DATA FOR THE TASK:
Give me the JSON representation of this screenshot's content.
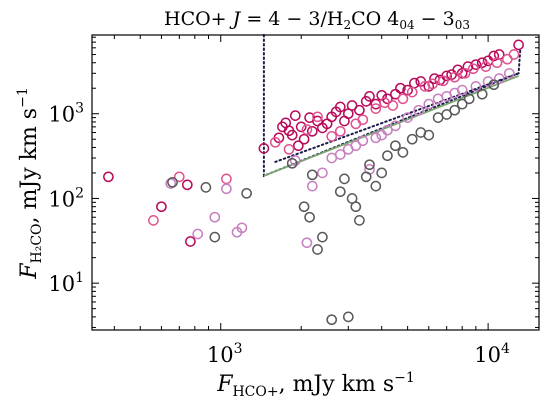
{
  "chart_data": {
    "type": "scatter",
    "title": "HCO+ J=4−3/H₂CO 4₀₄−3₀₃",
    "title_parts": {
      "a": "HCO+ ",
      "b": "J",
      "c": " = 4 − 3/H",
      "d": "2",
      "e": "CO 4",
      "f": "04",
      "g": " − 3",
      "h": "03"
    },
    "xlabel_parts": {
      "F": "F",
      "sub": "HCO+",
      "rest": ", mJy km s",
      "exp": "−1"
    },
    "ylabel_parts": {
      "F": "F",
      "sub": "H₂CO",
      "rest": ", mJy km s",
      "exp": "−1"
    },
    "xscale": "log",
    "yscale": "log",
    "xlim": [
      330,
      15500
    ],
    "ylim": [
      2.8,
      8500
    ],
    "xticks": [
      {
        "value": 1000,
        "base": "10",
        "exp": "3"
      },
      {
        "value": 10000,
        "base": "10",
        "exp": "4"
      }
    ],
    "yticks": [
      {
        "value": 10,
        "base": "10",
        "exp": "1"
      },
      {
        "value": 100,
        "base": "10",
        "exp": "2"
      },
      {
        "value": 1000,
        "base": "10",
        "exp": "3"
      }
    ],
    "grid": false,
    "legend": "none",
    "series": [
      {
        "color": "#b80a5a",
        "fill": "none",
        "points": [
          [
            380,
            180
          ],
          [
            600,
            80
          ],
          [
            750,
            145
          ],
          [
            770,
            31
          ],
          [
            1450,
            390
          ],
          [
            1650,
            520
          ],
          [
            1700,
            700
          ],
          [
            1750,
            780
          ],
          [
            1800,
            630
          ],
          [
            1850,
            560
          ],
          [
            1900,
            950
          ],
          [
            1950,
            420
          ],
          [
            2000,
            700
          ],
          [
            2050,
            500
          ],
          [
            2150,
            900
          ],
          [
            2200,
            620
          ],
          [
            2300,
            820
          ],
          [
            2400,
            680
          ],
          [
            2500,
            760
          ],
          [
            2600,
            920
          ],
          [
            2700,
            1050
          ],
          [
            2800,
            1200
          ],
          [
            2900,
            820
          ],
          [
            3000,
            1000
          ],
          [
            3100,
            1250
          ],
          [
            3300,
            1100
          ],
          [
            3500,
            1400
          ],
          [
            3600,
            1600
          ],
          [
            3800,
            1300
          ],
          [
            4000,
            1650
          ],
          [
            4200,
            1500
          ],
          [
            4500,
            1700
          ],
          [
            4700,
            2000
          ],
          [
            5000,
            1900
          ],
          [
            5300,
            2300
          ],
          [
            5600,
            2400
          ],
          [
            6000,
            2100
          ],
          [
            6300,
            2600
          ],
          [
            6600,
            2500
          ],
          [
            7000,
            2800
          ],
          [
            7300,
            2900
          ],
          [
            7700,
            3300
          ],
          [
            8000,
            3000
          ],
          [
            8400,
            3600
          ],
          [
            9000,
            3800
          ],
          [
            9500,
            4000
          ],
          [
            10000,
            4200
          ],
          [
            10500,
            4800
          ],
          [
            11000,
            5000
          ],
          [
            13000,
            6500
          ]
        ]
      },
      {
        "color": "#e0528f",
        "fill": "none",
        "points": [
          [
            560,
            55
          ],
          [
            700,
            180
          ],
          [
            1050,
            170
          ],
          [
            1600,
            460
          ],
          [
            1800,
            380
          ],
          [
            2100,
            650
          ],
          [
            2300,
            920
          ],
          [
            2600,
            540
          ],
          [
            2800,
            620
          ],
          [
            3200,
            760
          ],
          [
            3400,
            850
          ],
          [
            3800,
            1150
          ],
          [
            4100,
            1350
          ],
          [
            4400,
            1250
          ],
          [
            4800,
            1500
          ],
          [
            5200,
            1800
          ],
          [
            5800,
            2100
          ],
          [
            6200,
            2250
          ],
          [
            6800,
            2450
          ],
          [
            7500,
            2700
          ],
          [
            8200,
            3000
          ],
          [
            8800,
            3400
          ],
          [
            9800,
            3600
          ],
          [
            10800,
            4000
          ],
          [
            11800,
            4400
          ],
          [
            12500,
            5000
          ]
        ]
      },
      {
        "color": "#c77fc0",
        "fill": "none",
        "points": [
          [
            650,
            150
          ],
          [
            820,
            38
          ],
          [
            950,
            60
          ],
          [
            1050,
            130
          ],
          [
            1150,
            40
          ],
          [
            1200,
            45
          ],
          [
            1900,
            280
          ],
          [
            2100,
            30
          ],
          [
            2200,
            140
          ],
          [
            2400,
            200
          ],
          [
            2600,
            300
          ],
          [
            2800,
            330
          ],
          [
            3000,
            380
          ],
          [
            3200,
            420
          ],
          [
            3400,
            480
          ],
          [
            3600,
            220
          ],
          [
            3800,
            520
          ],
          [
            4000,
            560
          ],
          [
            4200,
            640
          ],
          [
            4500,
            720
          ],
          [
            5000,
            900
          ],
          [
            5500,
            1100
          ],
          [
            6000,
            1300
          ],
          [
            6500,
            1500
          ],
          [
            7000,
            1600
          ],
          [
            7500,
            1750
          ],
          [
            8000,
            1900
          ],
          [
            9000,
            2100
          ],
          [
            10000,
            2400
          ],
          [
            11000,
            2600
          ],
          [
            12000,
            3000
          ]
        ]
      },
      {
        "color": "#595959",
        "fill": "none",
        "points": [
          [
            660,
            155
          ],
          [
            880,
            135
          ],
          [
            950,
            35
          ],
          [
            1250,
            115
          ],
          [
            1850,
            260
          ],
          [
            2050,
            80
          ],
          [
            2150,
            60
          ],
          [
            2200,
            190
          ],
          [
            2300,
            25
          ],
          [
            2400,
            35
          ],
          [
            2600,
            3.7
          ],
          [
            2800,
            120
          ],
          [
            2900,
            170
          ],
          [
            3000,
            4
          ],
          [
            3100,
            100
          ],
          [
            3200,
            80
          ],
          [
            3300,
            55
          ],
          [
            3500,
            180
          ],
          [
            3600,
            250
          ],
          [
            3800,
            140
          ],
          [
            4000,
            200
          ],
          [
            4200,
            320
          ],
          [
            4500,
            420
          ],
          [
            4800,
            350
          ],
          [
            5200,
            500
          ],
          [
            5600,
            600
          ],
          [
            6000,
            560
          ],
          [
            6500,
            900
          ],
          [
            7000,
            980
          ],
          [
            7500,
            1100
          ],
          [
            8000,
            1300
          ],
          [
            8500,
            1500
          ],
          [
            9500,
            1700
          ],
          [
            10500,
            2200
          ]
        ]
      }
    ],
    "lines": [
      {
        "style": "dotted",
        "color": "#1c1c4e",
        "points": [
          [
            1450,
            8500
          ],
          [
            1450,
            185
          ],
          [
            13000,
            3000
          ],
          [
            13200,
            5800
          ]
        ]
      },
      {
        "style": "dotted",
        "color": "#1c1c4e",
        "points": [
          [
            1600,
            270
          ],
          [
            13000,
            3000
          ]
        ]
      },
      {
        "style": "solid",
        "color": "#7aa56e",
        "points": [
          [
            1450,
            185
          ],
          [
            13000,
            2800
          ]
        ]
      }
    ]
  }
}
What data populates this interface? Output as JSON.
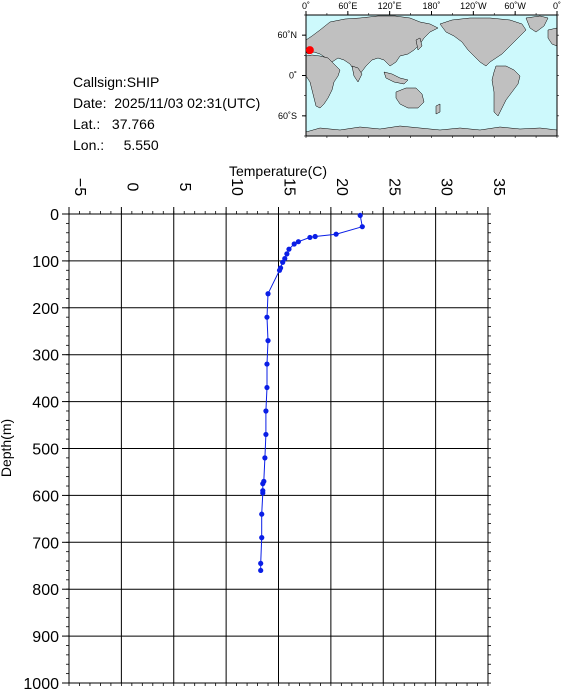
{
  "station": {
    "callsign_label": "Callsign:",
    "callsign": "SHIP",
    "date_label": "Date:",
    "date": "2025/11/03 02:31(UTC)",
    "lat_label": "Lat.:",
    "lat": "37.766",
    "lon_label": "Lon.:",
    "lon": "5.550"
  },
  "map": {
    "lon_ticks": [
      "0˚",
      "60˚E",
      "120˚E",
      "180˚",
      "120˚W",
      "60˚W",
      "0˚"
    ],
    "lat_ticks": [
      {
        "label": "60˚N",
        "lat": 60
      },
      {
        "label": "0˚",
        "lat": 0
      },
      {
        "label": "60˚S",
        "lat": -60
      }
    ],
    "ocean_color": "#cdf9fc",
    "land_color": "#c0c0c0",
    "marker_color": "#ff0000",
    "marker": {
      "lon": 5.55,
      "lat": 37.766
    }
  },
  "chart_data": {
    "type": "line",
    "xlabel": "Temperature(C)",
    "ylabel": "Depth(m)",
    "xlim": [
      -5,
      35
    ],
    "ylim": [
      0,
      1000
    ],
    "y_inverted": true,
    "x_ticks": [
      -5,
      0,
      5,
      10,
      15,
      20,
      25,
      30,
      35
    ],
    "y_ticks": [
      0,
      100,
      200,
      300,
      400,
      500,
      600,
      700,
      800,
      900,
      1000
    ],
    "grid": true,
    "series_color": "#0a1ee6",
    "series": [
      {
        "temperature": [
          22.8,
          23.0,
          20.5,
          18.5,
          18.0,
          16.9,
          16.5,
          16.0,
          15.8,
          15.6,
          15.4,
          15.2,
          15.1,
          14.0,
          13.9,
          14.0,
          13.9,
          13.9,
          13.8,
          13.8,
          13.7,
          13.6,
          13.5,
          13.5,
          13.5,
          13.4,
          13.4,
          13.3,
          13.3
        ],
        "depth": [
          3,
          27,
          43,
          48,
          50,
          59,
          64,
          75,
          85,
          95,
          103,
          115,
          120,
          170,
          220,
          270,
          320,
          370,
          420,
          470,
          520,
          570,
          575,
          590,
          595,
          640,
          690,
          745,
          760
        ]
      }
    ]
  }
}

WHAT THE TASK REQUIRES:
Select and copy every line from the records that includes the word "value".

RESULT OF THIS EXERCISE:
        "value": 1000,
        "value": 10000,
        "value": 10,
        "value": 100,
        "value": 1000,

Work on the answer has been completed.